Repeat the records word for word, excluding any picture.

→ **Stored data**:
────

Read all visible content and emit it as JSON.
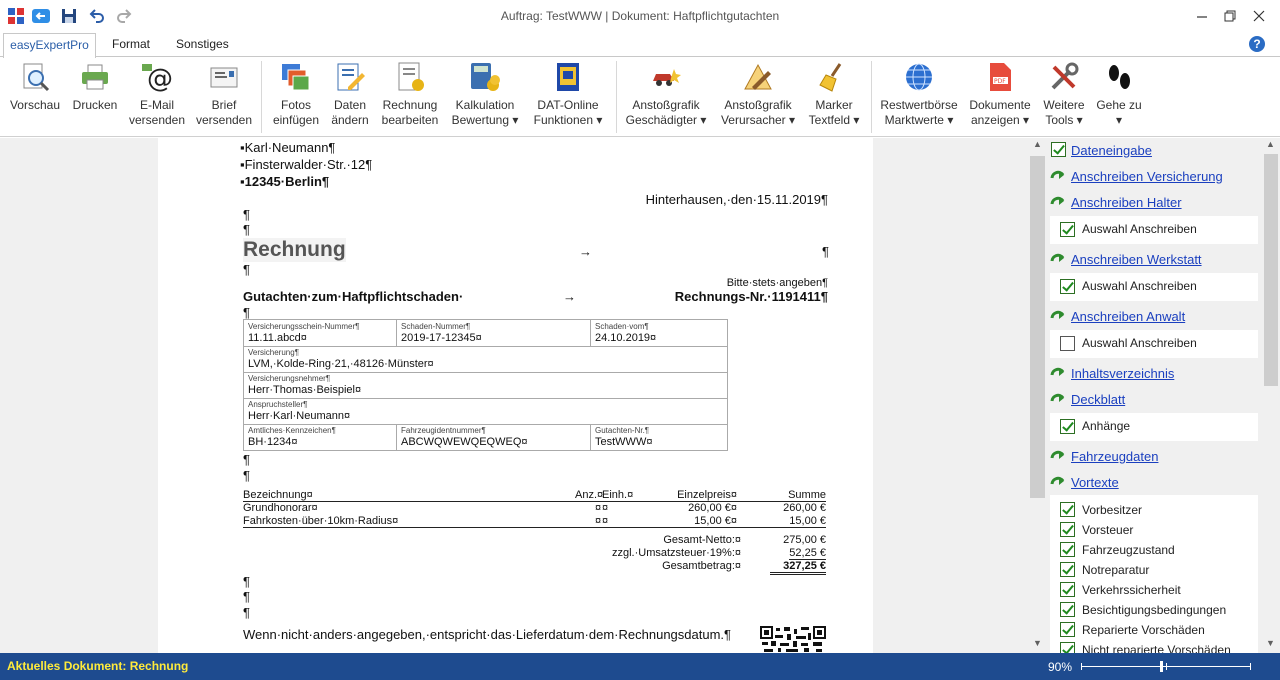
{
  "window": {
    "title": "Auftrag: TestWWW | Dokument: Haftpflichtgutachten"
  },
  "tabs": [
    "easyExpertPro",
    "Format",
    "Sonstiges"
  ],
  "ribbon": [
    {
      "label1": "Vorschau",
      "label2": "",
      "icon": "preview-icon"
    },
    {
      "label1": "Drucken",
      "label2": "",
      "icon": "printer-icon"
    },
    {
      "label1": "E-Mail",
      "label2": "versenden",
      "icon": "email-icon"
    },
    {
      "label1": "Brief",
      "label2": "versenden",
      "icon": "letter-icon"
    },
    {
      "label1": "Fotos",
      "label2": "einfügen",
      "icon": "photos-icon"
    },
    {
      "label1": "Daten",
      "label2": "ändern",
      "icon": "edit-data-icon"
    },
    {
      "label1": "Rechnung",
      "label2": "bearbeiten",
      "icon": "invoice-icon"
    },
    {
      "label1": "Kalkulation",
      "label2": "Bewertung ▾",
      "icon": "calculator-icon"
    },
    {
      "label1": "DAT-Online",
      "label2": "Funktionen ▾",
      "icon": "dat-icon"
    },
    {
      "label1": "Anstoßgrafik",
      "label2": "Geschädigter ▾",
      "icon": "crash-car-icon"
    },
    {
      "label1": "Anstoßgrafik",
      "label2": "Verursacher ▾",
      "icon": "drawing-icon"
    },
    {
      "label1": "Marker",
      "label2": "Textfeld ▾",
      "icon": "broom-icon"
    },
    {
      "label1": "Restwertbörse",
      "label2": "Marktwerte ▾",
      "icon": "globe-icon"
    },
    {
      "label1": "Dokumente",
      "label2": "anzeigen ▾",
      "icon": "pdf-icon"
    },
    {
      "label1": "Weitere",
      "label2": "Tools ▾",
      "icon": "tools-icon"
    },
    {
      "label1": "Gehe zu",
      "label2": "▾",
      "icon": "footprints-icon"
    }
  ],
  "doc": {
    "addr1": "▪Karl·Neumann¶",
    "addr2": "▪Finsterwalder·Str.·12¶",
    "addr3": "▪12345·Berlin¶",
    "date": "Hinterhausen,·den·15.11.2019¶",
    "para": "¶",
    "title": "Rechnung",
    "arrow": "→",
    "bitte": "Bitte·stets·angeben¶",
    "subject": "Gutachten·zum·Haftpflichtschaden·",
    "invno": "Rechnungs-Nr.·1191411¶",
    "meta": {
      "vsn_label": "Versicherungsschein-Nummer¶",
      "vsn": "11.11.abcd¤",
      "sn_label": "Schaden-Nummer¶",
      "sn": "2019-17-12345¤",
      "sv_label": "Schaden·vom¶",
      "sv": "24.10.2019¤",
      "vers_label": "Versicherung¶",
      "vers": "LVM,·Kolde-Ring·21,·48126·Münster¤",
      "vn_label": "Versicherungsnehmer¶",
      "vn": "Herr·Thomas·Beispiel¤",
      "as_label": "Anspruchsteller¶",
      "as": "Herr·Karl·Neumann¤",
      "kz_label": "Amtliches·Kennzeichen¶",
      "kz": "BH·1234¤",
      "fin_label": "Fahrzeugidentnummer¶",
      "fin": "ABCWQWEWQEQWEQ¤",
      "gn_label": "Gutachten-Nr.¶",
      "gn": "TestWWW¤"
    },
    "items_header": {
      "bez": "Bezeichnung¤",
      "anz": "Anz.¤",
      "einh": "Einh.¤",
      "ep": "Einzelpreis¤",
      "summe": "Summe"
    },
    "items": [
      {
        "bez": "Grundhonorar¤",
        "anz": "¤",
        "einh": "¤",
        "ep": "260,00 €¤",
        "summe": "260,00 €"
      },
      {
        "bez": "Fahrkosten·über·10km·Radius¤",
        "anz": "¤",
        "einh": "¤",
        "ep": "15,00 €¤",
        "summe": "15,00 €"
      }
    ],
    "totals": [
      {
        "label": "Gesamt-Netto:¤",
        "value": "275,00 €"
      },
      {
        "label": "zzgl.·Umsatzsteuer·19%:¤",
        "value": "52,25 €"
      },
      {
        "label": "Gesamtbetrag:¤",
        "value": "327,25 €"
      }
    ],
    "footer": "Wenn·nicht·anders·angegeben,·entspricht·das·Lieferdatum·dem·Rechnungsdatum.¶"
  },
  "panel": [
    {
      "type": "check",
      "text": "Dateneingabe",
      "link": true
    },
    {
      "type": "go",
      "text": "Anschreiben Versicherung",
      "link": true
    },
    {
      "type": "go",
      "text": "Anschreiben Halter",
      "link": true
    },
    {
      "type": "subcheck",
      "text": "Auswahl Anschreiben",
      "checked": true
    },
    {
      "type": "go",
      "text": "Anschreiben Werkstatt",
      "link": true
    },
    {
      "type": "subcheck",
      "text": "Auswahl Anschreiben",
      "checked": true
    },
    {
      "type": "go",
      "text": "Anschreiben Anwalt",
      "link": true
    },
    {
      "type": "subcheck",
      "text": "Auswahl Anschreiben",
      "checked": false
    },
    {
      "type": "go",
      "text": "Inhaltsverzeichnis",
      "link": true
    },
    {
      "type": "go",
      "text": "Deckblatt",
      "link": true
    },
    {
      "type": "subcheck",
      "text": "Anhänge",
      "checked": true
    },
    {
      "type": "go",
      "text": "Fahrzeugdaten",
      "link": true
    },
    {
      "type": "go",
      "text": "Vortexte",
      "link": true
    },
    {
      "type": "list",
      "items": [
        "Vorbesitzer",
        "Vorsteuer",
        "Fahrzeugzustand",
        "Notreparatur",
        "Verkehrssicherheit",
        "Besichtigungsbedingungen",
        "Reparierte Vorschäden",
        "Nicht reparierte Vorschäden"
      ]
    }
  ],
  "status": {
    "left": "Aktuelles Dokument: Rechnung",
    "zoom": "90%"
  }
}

────

→ **Result below**:
Read all visible content and emit it as JSON.
{
  "window": {
    "title": "Auftrag: TestWWW | Dokument: Haftpflichtgutachten"
  },
  "tabs": [
    "easyExpertPro",
    "Format",
    "Sonstiges"
  ],
  "ribbon": [
    {
      "label1": "Vorschau",
      "label2": "",
      "icon": "preview-icon"
    },
    {
      "label1": "Drucken",
      "label2": "",
      "icon": "printer-icon"
    },
    {
      "label1": "E-Mail",
      "label2": "versenden",
      "icon": "email-icon"
    },
    {
      "label1": "Brief",
      "label2": "versenden",
      "icon": "letter-icon"
    },
    {
      "label1": "Fotos",
      "label2": "einfügen",
      "icon": "photos-icon"
    },
    {
      "label1": "Daten",
      "label2": "ändern",
      "icon": "edit-data-icon"
    },
    {
      "label1": "Rechnung",
      "label2": "bearbeiten",
      "icon": "invoice-icon"
    },
    {
      "label1": "Kalkulation",
      "label2": "Bewertung ▾",
      "icon": "calculator-icon"
    },
    {
      "label1": "DAT-Online",
      "label2": "Funktionen ▾",
      "icon": "dat-icon"
    },
    {
      "label1": "Anstoßgrafik",
      "label2": "Geschädigter ▾",
      "icon": "crash-car-icon"
    },
    {
      "label1": "Anstoßgrafik",
      "label2": "Verursacher ▾",
      "icon": "drawing-icon"
    },
    {
      "label1": "Marker",
      "label2": "Textfeld ▾",
      "icon": "broom-icon"
    },
    {
      "label1": "Restwertbörse",
      "label2": "Marktwerte ▾",
      "icon": "globe-icon"
    },
    {
      "label1": "Dokumente",
      "label2": "anzeigen ▾",
      "icon": "pdf-icon"
    },
    {
      "label1": "Weitere",
      "label2": "Tools ▾",
      "icon": "tools-icon"
    },
    {
      "label1": "Gehe zu",
      "label2": "▾",
      "icon": "footprints-icon"
    }
  ],
  "doc": {
    "addr1": "▪Karl·Neumann¶",
    "addr2": "▪Finsterwalder·Str.·12¶",
    "addr3": "▪12345·Berlin¶",
    "date": "Hinterhausen,·den·15.11.2019¶",
    "para": "¶",
    "title": "Rechnung",
    "arrow": "→",
    "bitte": "Bitte·stets·angeben¶",
    "subject": "Gutachten·zum·Haftpflichtschaden·",
    "invno": "Rechnungs-Nr.·1191411¶",
    "meta": {
      "vsn_label": "Versicherungsschein-Nummer¶",
      "vsn": "11.11.abcd¤",
      "sn_label": "Schaden-Nummer¶",
      "sn": "2019-17-12345¤",
      "sv_label": "Schaden·vom¶",
      "sv": "24.10.2019¤",
      "vers_label": "Versicherung¶",
      "vers": "LVM,·Kolde-Ring·21,·48126·Münster¤",
      "vn_label": "Versicherungsnehmer¶",
      "vn": "Herr·Thomas·Beispiel¤",
      "as_label": "Anspruchsteller¶",
      "as": "Herr·Karl·Neumann¤",
      "kz_label": "Amtliches·Kennzeichen¶",
      "kz": "BH·1234¤",
      "fin_label": "Fahrzeugidentnummer¶",
      "fin": "ABCWQWEWQEQWEQ¤",
      "gn_label": "Gutachten-Nr.¶",
      "gn": "TestWWW¤"
    },
    "items_header": {
      "bez": "Bezeichnung¤",
      "anz": "Anz.¤",
      "einh": "Einh.¤",
      "ep": "Einzelpreis¤",
      "summe": "Summe"
    },
    "items": [
      {
        "bez": "Grundhonorar¤",
        "anz": "¤",
        "einh": "¤",
        "ep": "260,00 €¤",
        "summe": "260,00 €"
      },
      {
        "bez": "Fahrkosten·über·10km·Radius¤",
        "anz": "¤",
        "einh": "¤",
        "ep": "15,00 €¤",
        "summe": "15,00 €"
      }
    ],
    "totals": [
      {
        "label": "Gesamt-Netto:¤",
        "value": "275,00 €"
      },
      {
        "label": "zzgl.·Umsatzsteuer·19%:¤",
        "value": "52,25 €"
      },
      {
        "label": "Gesamtbetrag:¤",
        "value": "327,25 €"
      }
    ],
    "footer": "Wenn·nicht·anders·angegeben,·entspricht·das·Lieferdatum·dem·Rechnungsdatum.¶"
  },
  "panel": [
    {
      "type": "check",
      "text": "Dateneingabe",
      "link": true
    },
    {
      "type": "go",
      "text": "Anschreiben Versicherung",
      "link": true
    },
    {
      "type": "go",
      "text": "Anschreiben Halter",
      "link": true
    },
    {
      "type": "subcheck",
      "text": "Auswahl Anschreiben",
      "checked": true
    },
    {
      "type": "go",
      "text": "Anschreiben Werkstatt",
      "link": true
    },
    {
      "type": "subcheck",
      "text": "Auswahl Anschreiben",
      "checked": true
    },
    {
      "type": "go",
      "text": "Anschreiben Anwalt",
      "link": true
    },
    {
      "type": "subcheck",
      "text": "Auswahl Anschreiben",
      "checked": false
    },
    {
      "type": "go",
      "text": "Inhaltsverzeichnis",
      "link": true
    },
    {
      "type": "go",
      "text": "Deckblatt",
      "link": true
    },
    {
      "type": "subcheck",
      "text": "Anhänge",
      "checked": true
    },
    {
      "type": "go",
      "text": "Fahrzeugdaten",
      "link": true
    },
    {
      "type": "go",
      "text": "Vortexte",
      "link": true
    },
    {
      "type": "list",
      "items": [
        "Vorbesitzer",
        "Vorsteuer",
        "Fahrzeugzustand",
        "Notreparatur",
        "Verkehrssicherheit",
        "Besichtigungsbedingungen",
        "Reparierte Vorschäden",
        "Nicht reparierte Vorschäden"
      ]
    }
  ],
  "status": {
    "left": "Aktuelles Dokument: Rechnung",
    "zoom": "90%"
  }
}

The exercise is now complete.